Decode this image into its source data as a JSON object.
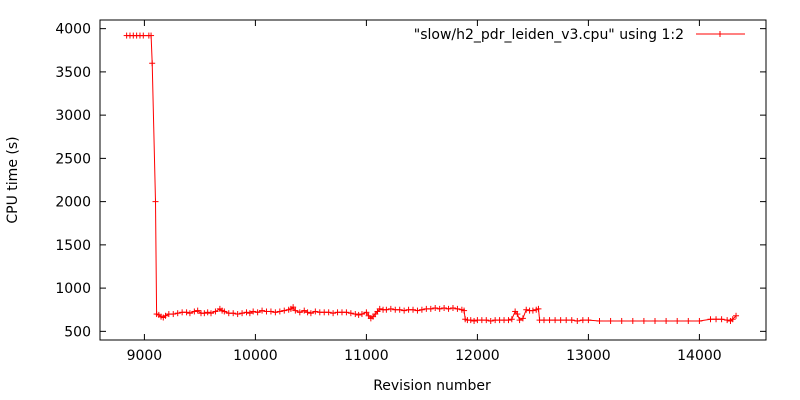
{
  "chart_data": {
    "type": "line",
    "title": "",
    "xlabel": "Revision number",
    "ylabel": "CPU time (s)",
    "xlim": [
      8600,
      14600
    ],
    "ylim": [
      400,
      4100
    ],
    "xticks": [
      9000,
      10000,
      11000,
      12000,
      13000,
      14000
    ],
    "yticks": [
      500,
      1000,
      1500,
      2000,
      2500,
      3000,
      3500,
      4000
    ],
    "grid": false,
    "legend_position": "top-right",
    "series": [
      {
        "name": "\"slow/h2_pdr_leiden_v3.cpu\" using 1:2",
        "color": "#ff0000",
        "marker": "plus",
        "points": [
          [
            8840,
            3920
          ],
          [
            8870,
            3920
          ],
          [
            8900,
            3920
          ],
          [
            8930,
            3920
          ],
          [
            8960,
            3920
          ],
          [
            8990,
            3920
          ],
          [
            9040,
            3920
          ],
          [
            9060,
            3920
          ],
          [
            9070,
            3600
          ],
          [
            9100,
            2000
          ],
          [
            9110,
            700
          ],
          [
            9130,
            690
          ],
          [
            9150,
            670
          ],
          [
            9170,
            660
          ],
          [
            9190,
            680
          ],
          [
            9220,
            700
          ],
          [
            9260,
            700
          ],
          [
            9300,
            710
          ],
          [
            9340,
            720
          ],
          [
            9380,
            720
          ],
          [
            9410,
            710
          ],
          [
            9450,
            730
          ],
          [
            9480,
            740
          ],
          [
            9510,
            710
          ],
          [
            9540,
            710
          ],
          [
            9570,
            720
          ],
          [
            9600,
            710
          ],
          [
            9640,
            730
          ],
          [
            9680,
            760
          ],
          [
            9700,
            740
          ],
          [
            9720,
            730
          ],
          [
            9760,
            710
          ],
          [
            9800,
            710
          ],
          [
            9840,
            700
          ],
          [
            9880,
            710
          ],
          [
            9920,
            720
          ],
          [
            9950,
            710
          ],
          [
            9980,
            730
          ],
          [
            10020,
            720
          ],
          [
            10060,
            740
          ],
          [
            10100,
            730
          ],
          [
            10140,
            730
          ],
          [
            10180,
            720
          ],
          [
            10220,
            730
          ],
          [
            10260,
            740
          ],
          [
            10300,
            750
          ],
          [
            10320,
            760
          ],
          [
            10340,
            780
          ],
          [
            10360,
            740
          ],
          [
            10400,
            720
          ],
          [
            10440,
            740
          ],
          [
            10470,
            720
          ],
          [
            10500,
            710
          ],
          [
            10540,
            730
          ],
          [
            10580,
            720
          ],
          [
            10620,
            720
          ],
          [
            10660,
            720
          ],
          [
            10700,
            710
          ],
          [
            10740,
            720
          ],
          [
            10780,
            720
          ],
          [
            10820,
            720
          ],
          [
            10860,
            710
          ],
          [
            10900,
            700
          ],
          [
            10930,
            690
          ],
          [
            10960,
            700
          ],
          [
            11000,
            720
          ],
          [
            11020,
            680
          ],
          [
            11040,
            650
          ],
          [
            11060,
            670
          ],
          [
            11080,
            700
          ],
          [
            11100,
            730
          ],
          [
            11120,
            760
          ],
          [
            11150,
            750
          ],
          [
            11180,
            750
          ],
          [
            11220,
            760
          ],
          [
            11260,
            750
          ],
          [
            11300,
            750
          ],
          [
            11340,
            740
          ],
          [
            11380,
            750
          ],
          [
            11420,
            750
          ],
          [
            11460,
            740
          ],
          [
            11500,
            750
          ],
          [
            11540,
            760
          ],
          [
            11580,
            760
          ],
          [
            11620,
            770
          ],
          [
            11660,
            760
          ],
          [
            11700,
            770
          ],
          [
            11740,
            760
          ],
          [
            11780,
            770
          ],
          [
            11820,
            760
          ],
          [
            11860,
            750
          ],
          [
            11880,
            740
          ],
          [
            11890,
            640
          ],
          [
            11910,
            630
          ],
          [
            11940,
            630
          ],
          [
            11970,
            620
          ],
          [
            12000,
            630
          ],
          [
            12040,
            630
          ],
          [
            12080,
            630
          ],
          [
            12120,
            620
          ],
          [
            12160,
            630
          ],
          [
            12200,
            630
          ],
          [
            12240,
            630
          ],
          [
            12280,
            630
          ],
          [
            12310,
            640
          ],
          [
            12340,
            730
          ],
          [
            12360,
            700
          ],
          [
            12380,
            630
          ],
          [
            12410,
            650
          ],
          [
            12440,
            750
          ],
          [
            12470,
            740
          ],
          [
            12500,
            740
          ],
          [
            12530,
            750
          ],
          [
            12550,
            760
          ],
          [
            12560,
            630
          ],
          [
            12600,
            630
          ],
          [
            12650,
            630
          ],
          [
            12700,
            630
          ],
          [
            12750,
            630
          ],
          [
            12800,
            630
          ],
          [
            12850,
            630
          ],
          [
            12900,
            620
          ],
          [
            12950,
            630
          ],
          [
            13000,
            630
          ],
          [
            13100,
            620
          ],
          [
            13200,
            620
          ],
          [
            13300,
            620
          ],
          [
            13400,
            620
          ],
          [
            13500,
            620
          ],
          [
            13600,
            620
          ],
          [
            13700,
            620
          ],
          [
            13800,
            620
          ],
          [
            13900,
            620
          ],
          [
            14000,
            620
          ],
          [
            14100,
            640
          ],
          [
            14150,
            640
          ],
          [
            14200,
            640
          ],
          [
            14250,
            630
          ],
          [
            14280,
            620
          ],
          [
            14300,
            640
          ],
          [
            14330,
            680
          ]
        ]
      }
    ]
  }
}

━━━━━━━━━━━━━━━━━━━━

§ Challenge:
Copy the data character for character, but drop all pictures from the copy.

§ Answer to the task:
Decode this image into its source data as a JSON object.
{
  "chart_data": {
    "type": "line",
    "title": "",
    "xlabel": "Revision number",
    "ylabel": "CPU time (s)",
    "xlim": [
      8600,
      14600
    ],
    "ylim": [
      400,
      4100
    ],
    "xticks": [
      9000,
      10000,
      11000,
      12000,
      13000,
      14000
    ],
    "yticks": [
      500,
      1000,
      1500,
      2000,
      2500,
      3000,
      3500,
      4000
    ],
    "grid": false,
    "legend_position": "top-right",
    "series": [
      {
        "name": "\"slow/h2_pdr_leiden_v3.cpu\" using 1:2",
        "color": "#ff0000",
        "marker": "plus",
        "points": [
          [
            8840,
            3920
          ],
          [
            8870,
            3920
          ],
          [
            8900,
            3920
          ],
          [
            8930,
            3920
          ],
          [
            8960,
            3920
          ],
          [
            8990,
            3920
          ],
          [
            9040,
            3920
          ],
          [
            9060,
            3920
          ],
          [
            9070,
            3600
          ],
          [
            9100,
            2000
          ],
          [
            9110,
            700
          ],
          [
            9130,
            690
          ],
          [
            9150,
            670
          ],
          [
            9170,
            660
          ],
          [
            9190,
            680
          ],
          [
            9220,
            700
          ],
          [
            9260,
            700
          ],
          [
            9300,
            710
          ],
          [
            9340,
            720
          ],
          [
            9380,
            720
          ],
          [
            9410,
            710
          ],
          [
            9450,
            730
          ],
          [
            9480,
            740
          ],
          [
            9510,
            710
          ],
          [
            9540,
            710
          ],
          [
            9570,
            720
          ],
          [
            9600,
            710
          ],
          [
            9640,
            730
          ],
          [
            9680,
            760
          ],
          [
            9700,
            740
          ],
          [
            9720,
            730
          ],
          [
            9760,
            710
          ],
          [
            9800,
            710
          ],
          [
            9840,
            700
          ],
          [
            9880,
            710
          ],
          [
            9920,
            720
          ],
          [
            9950,
            710
          ],
          [
            9980,
            730
          ],
          [
            10020,
            720
          ],
          [
            10060,
            740
          ],
          [
            10100,
            730
          ],
          [
            10140,
            730
          ],
          [
            10180,
            720
          ],
          [
            10220,
            730
          ],
          [
            10260,
            740
          ],
          [
            10300,
            750
          ],
          [
            10320,
            760
          ],
          [
            10340,
            780
          ],
          [
            10360,
            740
          ],
          [
            10400,
            720
          ],
          [
            10440,
            740
          ],
          [
            10470,
            720
          ],
          [
            10500,
            710
          ],
          [
            10540,
            730
          ],
          [
            10580,
            720
          ],
          [
            10620,
            720
          ],
          [
            10660,
            720
          ],
          [
            10700,
            710
          ],
          [
            10740,
            720
          ],
          [
            10780,
            720
          ],
          [
            10820,
            720
          ],
          [
            10860,
            710
          ],
          [
            10900,
            700
          ],
          [
            10930,
            690
          ],
          [
            10960,
            700
          ],
          [
            11000,
            720
          ],
          [
            11020,
            680
          ],
          [
            11040,
            650
          ],
          [
            11060,
            670
          ],
          [
            11080,
            700
          ],
          [
            11100,
            730
          ],
          [
            11120,
            760
          ],
          [
            11150,
            750
          ],
          [
            11180,
            750
          ],
          [
            11220,
            760
          ],
          [
            11260,
            750
          ],
          [
            11300,
            750
          ],
          [
            11340,
            740
          ],
          [
            11380,
            750
          ],
          [
            11420,
            750
          ],
          [
            11460,
            740
          ],
          [
            11500,
            750
          ],
          [
            11540,
            760
          ],
          [
            11580,
            760
          ],
          [
            11620,
            770
          ],
          [
            11660,
            760
          ],
          [
            11700,
            770
          ],
          [
            11740,
            760
          ],
          [
            11780,
            770
          ],
          [
            11820,
            760
          ],
          [
            11860,
            750
          ],
          [
            11880,
            740
          ],
          [
            11890,
            640
          ],
          [
            11910,
            630
          ],
          [
            11940,
            630
          ],
          [
            11970,
            620
          ],
          [
            12000,
            630
          ],
          [
            12040,
            630
          ],
          [
            12080,
            630
          ],
          [
            12120,
            620
          ],
          [
            12160,
            630
          ],
          [
            12200,
            630
          ],
          [
            12240,
            630
          ],
          [
            12280,
            630
          ],
          [
            12310,
            640
          ],
          [
            12340,
            730
          ],
          [
            12360,
            700
          ],
          [
            12380,
            630
          ],
          [
            12410,
            650
          ],
          [
            12440,
            750
          ],
          [
            12470,
            740
          ],
          [
            12500,
            740
          ],
          [
            12530,
            750
          ],
          [
            12550,
            760
          ],
          [
            12560,
            630
          ],
          [
            12600,
            630
          ],
          [
            12650,
            630
          ],
          [
            12700,
            630
          ],
          [
            12750,
            630
          ],
          [
            12800,
            630
          ],
          [
            12850,
            630
          ],
          [
            12900,
            620
          ],
          [
            12950,
            630
          ],
          [
            13000,
            630
          ],
          [
            13100,
            620
          ],
          [
            13200,
            620
          ],
          [
            13300,
            620
          ],
          [
            13400,
            620
          ],
          [
            13500,
            620
          ],
          [
            13600,
            620
          ],
          [
            13700,
            620
          ],
          [
            13800,
            620
          ],
          [
            13900,
            620
          ],
          [
            14000,
            620
          ],
          [
            14100,
            640
          ],
          [
            14150,
            640
          ],
          [
            14200,
            640
          ],
          [
            14250,
            630
          ],
          [
            14280,
            620
          ],
          [
            14300,
            640
          ],
          [
            14330,
            680
          ]
        ]
      }
    ]
  }
}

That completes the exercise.